## Begin
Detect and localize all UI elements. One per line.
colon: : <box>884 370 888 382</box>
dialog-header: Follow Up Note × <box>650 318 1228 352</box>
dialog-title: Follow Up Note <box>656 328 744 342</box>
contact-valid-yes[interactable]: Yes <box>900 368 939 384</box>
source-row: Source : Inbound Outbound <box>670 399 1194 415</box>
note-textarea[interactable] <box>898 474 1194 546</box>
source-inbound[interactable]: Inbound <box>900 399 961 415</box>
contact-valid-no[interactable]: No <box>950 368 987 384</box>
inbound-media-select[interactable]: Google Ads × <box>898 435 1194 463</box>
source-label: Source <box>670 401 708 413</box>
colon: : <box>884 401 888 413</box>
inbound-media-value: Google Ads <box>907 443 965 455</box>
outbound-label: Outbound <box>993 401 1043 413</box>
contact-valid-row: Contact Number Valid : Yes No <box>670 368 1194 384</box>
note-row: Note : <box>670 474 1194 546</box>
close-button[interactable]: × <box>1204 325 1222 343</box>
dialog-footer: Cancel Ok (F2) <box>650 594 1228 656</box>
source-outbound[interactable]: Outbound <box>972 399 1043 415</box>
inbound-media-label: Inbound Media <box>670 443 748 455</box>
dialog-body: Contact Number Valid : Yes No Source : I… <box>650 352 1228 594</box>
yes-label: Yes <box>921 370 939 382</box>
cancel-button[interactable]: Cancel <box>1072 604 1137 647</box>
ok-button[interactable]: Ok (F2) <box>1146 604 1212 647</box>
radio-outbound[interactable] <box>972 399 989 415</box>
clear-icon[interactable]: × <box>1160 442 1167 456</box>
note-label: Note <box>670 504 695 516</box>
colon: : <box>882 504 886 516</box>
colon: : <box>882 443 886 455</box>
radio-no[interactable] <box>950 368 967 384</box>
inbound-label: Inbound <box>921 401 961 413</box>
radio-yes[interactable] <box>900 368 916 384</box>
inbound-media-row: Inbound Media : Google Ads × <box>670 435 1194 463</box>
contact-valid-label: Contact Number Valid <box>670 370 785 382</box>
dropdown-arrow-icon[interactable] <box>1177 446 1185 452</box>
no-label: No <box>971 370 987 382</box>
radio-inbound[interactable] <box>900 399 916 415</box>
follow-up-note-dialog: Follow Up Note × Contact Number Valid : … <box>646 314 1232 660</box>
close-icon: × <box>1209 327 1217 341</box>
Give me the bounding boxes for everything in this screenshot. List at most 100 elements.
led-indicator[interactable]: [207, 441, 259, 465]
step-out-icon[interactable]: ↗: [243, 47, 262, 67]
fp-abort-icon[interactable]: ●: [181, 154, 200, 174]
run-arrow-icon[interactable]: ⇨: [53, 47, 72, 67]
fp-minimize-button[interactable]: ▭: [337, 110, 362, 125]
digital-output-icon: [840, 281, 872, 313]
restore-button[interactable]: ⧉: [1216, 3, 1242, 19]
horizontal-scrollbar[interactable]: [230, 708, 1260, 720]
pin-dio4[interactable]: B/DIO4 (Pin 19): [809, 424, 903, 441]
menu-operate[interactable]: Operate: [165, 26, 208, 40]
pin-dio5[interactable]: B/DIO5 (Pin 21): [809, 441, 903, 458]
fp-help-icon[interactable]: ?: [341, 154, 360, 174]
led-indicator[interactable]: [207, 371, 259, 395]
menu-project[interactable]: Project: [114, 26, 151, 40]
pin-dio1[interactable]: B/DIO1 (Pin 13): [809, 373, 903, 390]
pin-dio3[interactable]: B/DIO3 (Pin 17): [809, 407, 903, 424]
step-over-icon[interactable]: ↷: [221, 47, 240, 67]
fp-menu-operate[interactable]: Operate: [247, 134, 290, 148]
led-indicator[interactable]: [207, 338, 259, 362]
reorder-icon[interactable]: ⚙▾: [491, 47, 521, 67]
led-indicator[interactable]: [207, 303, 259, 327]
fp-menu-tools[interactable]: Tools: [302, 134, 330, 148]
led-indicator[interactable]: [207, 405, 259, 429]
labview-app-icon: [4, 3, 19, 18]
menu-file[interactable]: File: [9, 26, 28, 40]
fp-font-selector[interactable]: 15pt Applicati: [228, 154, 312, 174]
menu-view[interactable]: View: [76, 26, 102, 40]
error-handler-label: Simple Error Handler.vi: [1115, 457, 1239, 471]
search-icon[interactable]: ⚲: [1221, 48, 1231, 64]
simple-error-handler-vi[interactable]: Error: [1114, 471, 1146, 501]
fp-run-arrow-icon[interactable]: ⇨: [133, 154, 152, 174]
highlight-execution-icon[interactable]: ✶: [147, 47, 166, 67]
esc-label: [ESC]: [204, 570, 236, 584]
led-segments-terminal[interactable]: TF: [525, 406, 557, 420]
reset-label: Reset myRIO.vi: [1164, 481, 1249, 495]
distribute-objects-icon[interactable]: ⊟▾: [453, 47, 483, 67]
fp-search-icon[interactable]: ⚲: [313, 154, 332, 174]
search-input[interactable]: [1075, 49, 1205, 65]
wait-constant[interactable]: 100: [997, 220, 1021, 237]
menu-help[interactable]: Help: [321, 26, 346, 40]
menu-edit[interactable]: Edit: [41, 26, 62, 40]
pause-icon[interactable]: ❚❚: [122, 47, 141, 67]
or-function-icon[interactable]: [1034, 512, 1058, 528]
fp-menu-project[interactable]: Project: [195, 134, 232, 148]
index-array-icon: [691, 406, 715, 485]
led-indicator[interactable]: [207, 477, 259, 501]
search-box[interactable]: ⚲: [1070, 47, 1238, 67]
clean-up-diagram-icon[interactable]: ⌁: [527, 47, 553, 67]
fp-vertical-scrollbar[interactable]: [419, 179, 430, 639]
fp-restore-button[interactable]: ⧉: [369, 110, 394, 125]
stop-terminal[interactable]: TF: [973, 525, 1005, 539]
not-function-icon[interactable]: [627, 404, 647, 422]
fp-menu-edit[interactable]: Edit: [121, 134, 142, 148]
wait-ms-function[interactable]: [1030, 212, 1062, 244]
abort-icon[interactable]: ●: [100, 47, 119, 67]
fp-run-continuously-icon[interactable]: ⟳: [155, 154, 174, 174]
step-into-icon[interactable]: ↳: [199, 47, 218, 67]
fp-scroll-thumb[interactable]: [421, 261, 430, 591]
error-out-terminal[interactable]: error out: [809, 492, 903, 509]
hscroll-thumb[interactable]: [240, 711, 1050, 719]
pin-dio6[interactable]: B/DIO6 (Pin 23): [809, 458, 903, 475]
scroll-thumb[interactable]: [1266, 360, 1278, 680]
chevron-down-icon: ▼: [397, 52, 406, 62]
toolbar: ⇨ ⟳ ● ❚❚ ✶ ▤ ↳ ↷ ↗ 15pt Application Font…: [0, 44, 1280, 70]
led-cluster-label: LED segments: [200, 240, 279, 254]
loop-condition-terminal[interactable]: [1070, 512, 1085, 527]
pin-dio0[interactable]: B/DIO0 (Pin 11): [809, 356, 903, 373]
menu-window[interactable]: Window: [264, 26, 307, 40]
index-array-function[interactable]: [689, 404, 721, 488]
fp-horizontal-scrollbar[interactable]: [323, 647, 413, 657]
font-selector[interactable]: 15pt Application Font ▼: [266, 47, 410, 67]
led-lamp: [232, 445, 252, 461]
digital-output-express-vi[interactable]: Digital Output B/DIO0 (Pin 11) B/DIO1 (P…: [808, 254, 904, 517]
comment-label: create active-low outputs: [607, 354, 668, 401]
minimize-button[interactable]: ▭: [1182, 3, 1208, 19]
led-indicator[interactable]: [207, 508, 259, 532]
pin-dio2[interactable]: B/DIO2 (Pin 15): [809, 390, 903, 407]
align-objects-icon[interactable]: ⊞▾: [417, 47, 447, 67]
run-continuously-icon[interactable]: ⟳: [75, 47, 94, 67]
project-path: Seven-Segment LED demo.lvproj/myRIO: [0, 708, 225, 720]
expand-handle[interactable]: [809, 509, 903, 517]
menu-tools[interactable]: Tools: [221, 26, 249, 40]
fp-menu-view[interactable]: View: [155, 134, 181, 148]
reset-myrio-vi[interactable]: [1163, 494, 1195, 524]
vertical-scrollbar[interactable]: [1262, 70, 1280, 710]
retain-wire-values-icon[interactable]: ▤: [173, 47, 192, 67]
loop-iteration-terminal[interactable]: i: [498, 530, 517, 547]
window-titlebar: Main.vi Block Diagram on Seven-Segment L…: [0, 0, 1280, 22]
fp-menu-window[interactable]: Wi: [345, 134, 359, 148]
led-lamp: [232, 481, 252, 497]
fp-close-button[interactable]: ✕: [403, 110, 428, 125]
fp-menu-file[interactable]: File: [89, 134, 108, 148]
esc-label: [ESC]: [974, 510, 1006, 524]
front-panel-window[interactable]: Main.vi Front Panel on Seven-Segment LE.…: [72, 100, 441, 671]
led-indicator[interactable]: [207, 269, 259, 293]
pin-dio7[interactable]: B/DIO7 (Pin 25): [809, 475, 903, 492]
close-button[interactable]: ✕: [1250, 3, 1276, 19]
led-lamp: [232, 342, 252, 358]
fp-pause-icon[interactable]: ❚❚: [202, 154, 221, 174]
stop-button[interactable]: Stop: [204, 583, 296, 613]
## End
Job: Select every line of the records above that contains the word "indicator".

Written answer:
led-indicator[interactable]: [207, 441, 259, 465]
led-indicator[interactable]: [207, 371, 259, 395]
led-indicator[interactable]: [207, 338, 259, 362]
led-indicator[interactable]: [207, 303, 259, 327]
led-indicator[interactable]: [207, 405, 259, 429]
led-indicator[interactable]: [207, 477, 259, 501]
led-indicator[interactable]: [207, 508, 259, 532]
led-indicator[interactable]: [207, 269, 259, 293]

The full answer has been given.